• [REQUIRED TASK A]:
Answer these questions using the text on parent-teacher conferences for gifted children:
(i) About how long do parent-teacher conferences usually last?
(ii) Which test scores does the text recommend having readily available?
(iii) What does the text say parents should not do for their child?

• [SOURCE TEXT]:
★ ★ ★

Parent-Teacher Conferences: Advocating for Your Gifted Child

Four Steps for Success

Prepare

Knowledge is power so make sure you know your facts before your meeting. Know what your district provides for gifted education. Is there a policy on grade acceleration or single-subject acceleration?

Have your child’s test scores readily available. Not necessarily an IQ score but the latest achievement test scores. These are useful to demonstrate what your child already knows and can be used as a baseline for moving forward with a learning plan.

Plan the Conversation

Parent-teacher conferences usually only last about 20 minutes and that’s not much time to have a meaningful conversation about how your child’s education if you don’t have a plan.

Some topics you may want to cover are:

  • What differentiation is occurring in the classroom?
  • Is pre-testing occurring?
  • Are there any social issues you need to be aware of?

Whatever you do, don’t apologize for your child. Too often parents of gifted kids start off conversations with “I’m sorry to bother you…” I know I’ve done it. Don’t apologize for being an advocate for your child and trying to ensure they get the education they deserve and yearn for.

★ ★ ★

• [REQUIRED TASK B]: In the data entries below, write out the lines between the line holding "more-icon[interactable] xyxy=(354,406,384,436)" and the line holding "list-item[interactable] xyxy=(0,18,400,152)", inclusive, without any change.

[Data entries]

★ ★ ★

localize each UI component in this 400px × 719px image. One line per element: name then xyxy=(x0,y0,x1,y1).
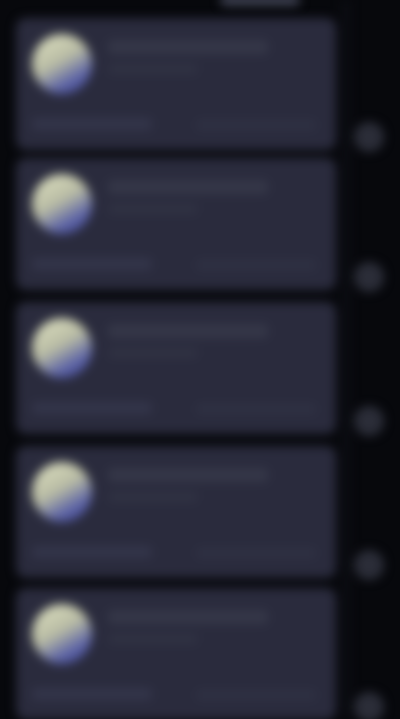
more-icon[interactable] xyxy=(354,406,384,436)
card-title xyxy=(108,468,268,482)
card-footer xyxy=(32,118,152,130)
avatar xyxy=(32,462,92,522)
more-icon[interactable] xyxy=(354,262,384,292)
card-meta xyxy=(196,120,316,130)
more-icon[interactable] xyxy=(354,122,384,152)
card-title xyxy=(108,40,268,54)
feed-card[interactable] xyxy=(16,302,336,434)
list-item[interactable] xyxy=(0,302,400,436)
card-subtitle xyxy=(108,204,198,214)
list-item[interactable] xyxy=(0,158,400,292)
card-footer xyxy=(32,402,152,414)
avatar xyxy=(32,604,92,664)
card-title xyxy=(108,610,268,624)
card-footer xyxy=(32,546,152,558)
more-icon[interactable] xyxy=(354,550,384,580)
card-footer xyxy=(32,258,152,270)
card-subtitle xyxy=(108,64,198,74)
avatar xyxy=(32,34,92,94)
card-title xyxy=(108,324,268,338)
card-meta xyxy=(196,260,316,270)
card-subtitle xyxy=(108,348,198,358)
avatar xyxy=(32,318,92,378)
card-title xyxy=(108,180,268,194)
feed-card[interactable] xyxy=(16,18,336,150)
list-item[interactable] xyxy=(0,446,400,580)
card-meta xyxy=(196,404,316,414)
app-screen xyxy=(0,0,400,719)
feed-card[interactable] xyxy=(16,158,336,290)
card-meta xyxy=(196,690,316,700)
card-meta xyxy=(196,548,316,558)
feed-card[interactable] xyxy=(16,446,336,578)
avatar xyxy=(32,174,92,234)
list-item[interactable] xyxy=(0,18,400,152)
card-subtitle xyxy=(108,634,198,644)
more-icon[interactable] xyxy=(354,692,384,719)
feed-card[interactable] xyxy=(16,588,336,719)
list-item[interactable] xyxy=(0,588,400,719)
card-subtitle xyxy=(108,492,198,502)
feed-list xyxy=(0,0,400,719)
card-footer xyxy=(32,688,152,700)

★ ★ ★

• [REPLY A]:
(i) About 20 minutes.
(ii) The latest achievement test scores, not necessarily an IQ score.
(iii) Apologize for their child.

• [REPLY B]:
more-icon[interactable] xyxy=(354,406,384,436)
card-title xyxy=(108,468,268,482)
card-footer xyxy=(32,118,152,130)
avatar xyxy=(32,462,92,522)
more-icon[interactable] xyxy=(354,262,384,292)
card-meta xyxy=(196,120,316,130)
more-icon[interactable] xyxy=(354,122,384,152)
card-title xyxy=(108,40,268,54)
feed-card[interactable] xyxy=(16,302,336,434)
list-item[interactable] xyxy=(0,302,400,436)
card-subtitle xyxy=(108,204,198,214)
list-item[interactable] xyxy=(0,158,400,292)
card-footer xyxy=(32,402,152,414)
avatar xyxy=(32,604,92,664)
card-title xyxy=(108,610,268,624)
card-footer xyxy=(32,546,152,558)
more-icon[interactable] xyxy=(354,550,384,580)
card-footer xyxy=(32,258,152,270)
card-subtitle xyxy=(108,64,198,74)
avatar xyxy=(32,34,92,94)
card-title xyxy=(108,324,268,338)
card-meta xyxy=(196,260,316,270)
card-subtitle xyxy=(108,348,198,358)
avatar xyxy=(32,318,92,378)
card-title xyxy=(108,180,268,194)
feed-card[interactable] xyxy=(16,18,336,150)
list-item[interactable] xyxy=(0,446,400,580)
card-meta xyxy=(196,404,316,414)
app-screen xyxy=(0,0,400,719)
feed-card[interactable] xyxy=(16,158,336,290)
card-meta xyxy=(196,690,316,700)
card-meta xyxy=(196,548,316,558)
feed-card[interactable] xyxy=(16,446,336,578)
avatar xyxy=(32,174,92,234)
list-item[interactable] xyxy=(0,18,400,152)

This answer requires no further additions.